> _What you will do_
Rewrite every row below, changing "bounding boxes" to "coordinates" and keeping everything else the same. Leave the pictures out of your answer.

> _Material for the task_
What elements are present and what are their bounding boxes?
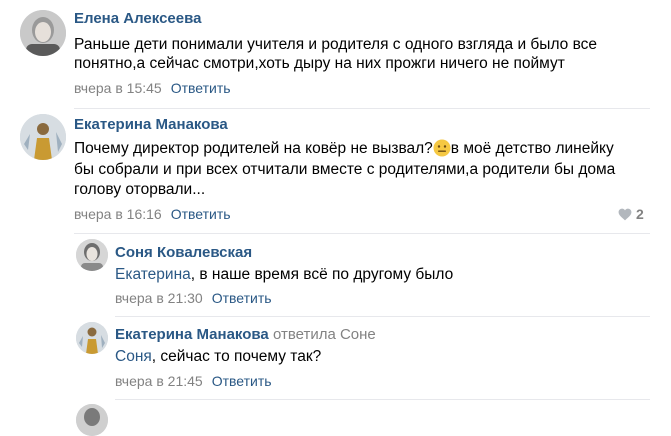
divider xyxy=(115,316,650,317)
reply-button[interactable]: Ответить xyxy=(171,206,231,222)
like-button[interactable]: 2 xyxy=(618,206,644,222)
avatar[interactable] xyxy=(76,322,108,354)
comment-text-segment: , сейчас то почему так? xyxy=(151,348,322,365)
comment-text-segment: в моё детство линейку xyxy=(450,140,614,157)
comment-time[interactable]: вчера в 21:45 xyxy=(115,373,203,389)
reply-button[interactable]: Ответить xyxy=(212,373,272,389)
comment-time[interactable]: вчера в 15:45 xyxy=(74,80,162,96)
heart-icon xyxy=(618,208,632,220)
comment-author-name[interactable]: Екатерина Манакова xyxy=(115,326,269,343)
comment-text-line: голову оторвали... xyxy=(74,181,206,198)
divider xyxy=(74,233,650,234)
comment-author: Екатерина Манакова ответила Соне xyxy=(115,326,376,343)
replied-to-label[interactable]: ответила Соне xyxy=(273,326,376,343)
comment-meta: вчера в 15:45 Ответить xyxy=(74,80,231,96)
comment-text-segment: , в наше время всё по другому было xyxy=(190,266,454,283)
comment-text-line: Екатерина, в наше время всё по другому б… xyxy=(115,263,453,287)
comment-time[interactable]: вчера в 16:16 xyxy=(74,206,162,222)
comment-author[interactable]: Елена Алексеева xyxy=(74,10,201,27)
avatar[interactable] xyxy=(76,404,108,436)
comment-meta: вчера в 21:30 Ответить xyxy=(115,290,272,306)
divider xyxy=(74,108,650,109)
comment-time[interactable]: вчера в 21:30 xyxy=(115,290,203,306)
avatar[interactable] xyxy=(20,10,66,56)
comment-text-line: понятно,а сейчас смотри,хоть дыру на них… xyxy=(74,55,565,72)
comment-meta: вчера в 21:45 Ответить xyxy=(115,373,272,389)
divider xyxy=(115,399,650,400)
like-count: 2 xyxy=(636,206,644,222)
reply-button[interactable]: Ответить xyxy=(171,80,231,96)
avatar[interactable] xyxy=(76,239,108,271)
comment-author[interactable]: Соня Ковалевская xyxy=(115,244,252,261)
comment-text-segment: Почему директор родителей на ковёр не вы… xyxy=(74,140,433,157)
comment-author[interactable]: Екатерина Манакова xyxy=(74,116,228,133)
mention-link[interactable]: Соня xyxy=(115,348,152,365)
comment-meta: вчера в 16:16 Ответить xyxy=(74,206,231,222)
avatar[interactable] xyxy=(20,114,66,160)
neutral-face-emoji-icon xyxy=(433,139,451,157)
mention-link[interactable]: Екатерина xyxy=(115,266,191,283)
reply-button[interactable]: Ответить xyxy=(212,290,272,306)
comment-text-line: Соня, сейчас то почему так? xyxy=(115,345,321,369)
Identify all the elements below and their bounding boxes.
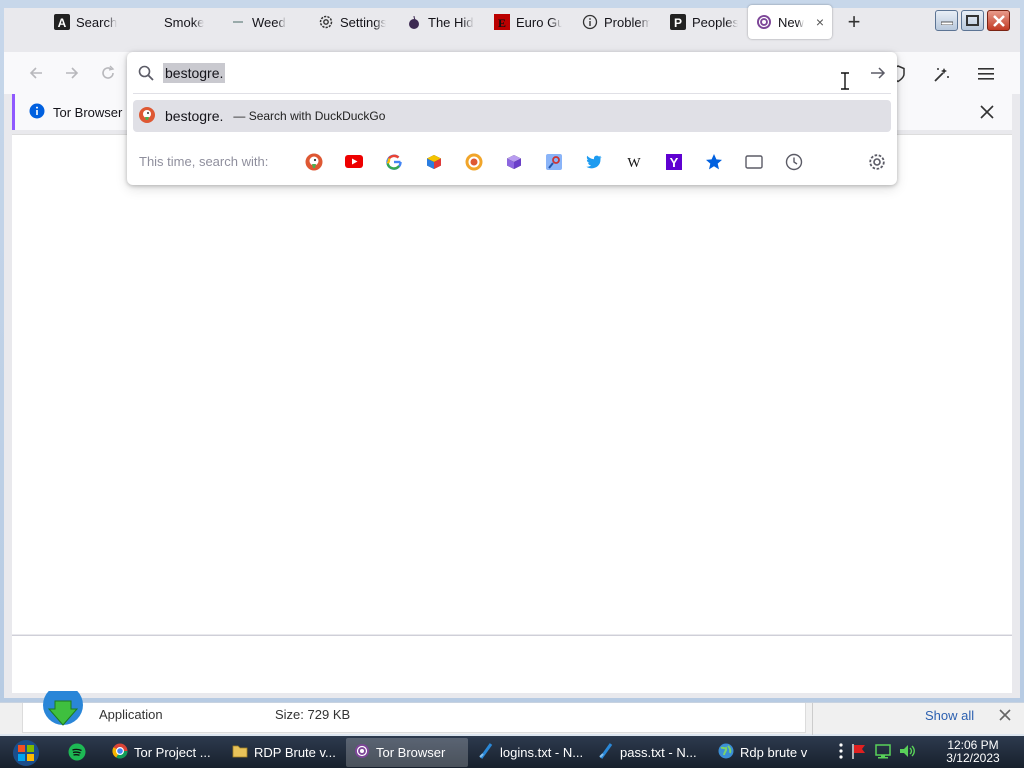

> _Answer_
What elements are present and what are their coordinates?
divider xyxy=(115,316,650,317)
reply-button[interactable]: Ответить xyxy=(171,206,231,222)
like-button[interactable]: 2 xyxy=(618,206,644,222)
avatar[interactable] xyxy=(76,322,108,354)
comment-text-segment: , сейчас то почему так? xyxy=(151,348,322,365)
comment-text-segment: в моё детство линейку xyxy=(450,140,614,157)
comment-time[interactable]: вчера в 21:45 xyxy=(115,373,203,389)
reply-button[interactable]: Ответить xyxy=(212,373,272,389)
comment-time[interactable]: вчера в 15:45 xyxy=(74,80,162,96)
heart-icon xyxy=(618,208,632,220)
comment-author-name[interactable]: Екатерина Манакова xyxy=(115,326,269,343)
comment-text-line: голову оторвали... xyxy=(74,181,206,198)
divider xyxy=(74,233,650,234)
comment-author: Екатерина Манакова ответила Соне xyxy=(115,326,376,343)
replied-to-label[interactable]: ответила Соне xyxy=(273,326,376,343)
comment-meta: вчера в 15:45 Ответить xyxy=(74,80,231,96)
comment-text-segment: , в наше время всё по другому было xyxy=(190,266,454,283)
comment-text-line: Екатерина, в наше время всё по другому б… xyxy=(115,263,453,287)
comment-time[interactable]: вчера в 16:16 xyxy=(74,206,162,222)
comment-author[interactable]: Елена Алексеева xyxy=(74,10,201,27)
avatar[interactable] xyxy=(76,404,108,436)
comment-meta: вчера в 21:30 Ответить xyxy=(115,290,272,306)
divider xyxy=(74,108,650,109)
comment-time[interactable]: вчера в 21:30 xyxy=(115,290,203,306)
avatar[interactable] xyxy=(20,10,66,56)
comment-text-line: понятно,а сейчас смотри,хоть дыру на них… xyxy=(74,55,565,72)
comment-meta: вчера в 21:45 Ответить xyxy=(115,373,272,389)
divider xyxy=(115,399,650,400)
like-count: 2 xyxy=(636,206,644,222)
reply-button[interactable]: Ответить xyxy=(171,80,231,96)
avatar[interactable] xyxy=(76,239,108,271)
comment-author[interactable]: Соня Ковалевская xyxy=(115,244,252,261)
comment-text-segment: Почему директор родителей на ковёр не вы… xyxy=(74,140,433,157)
comment-author[interactable]: Екатерина Манакова xyxy=(74,116,228,133)
mention-link[interactable]: Соня xyxy=(115,348,152,365)
comment-meta: вчера в 16:16 Ответить xyxy=(74,206,231,222)
avatar[interactable] xyxy=(20,114,66,160)
neutral-face-emoji-icon xyxy=(433,139,451,157)
mention-link[interactable]: Екатерина xyxy=(115,266,191,283)
reply-button[interactable]: Ответить xyxy=(212,290,272,306)
comment-text-line: Соня, сейчас то почему так? xyxy=(115,345,321,369)
Identify all the elements below and their coordinates.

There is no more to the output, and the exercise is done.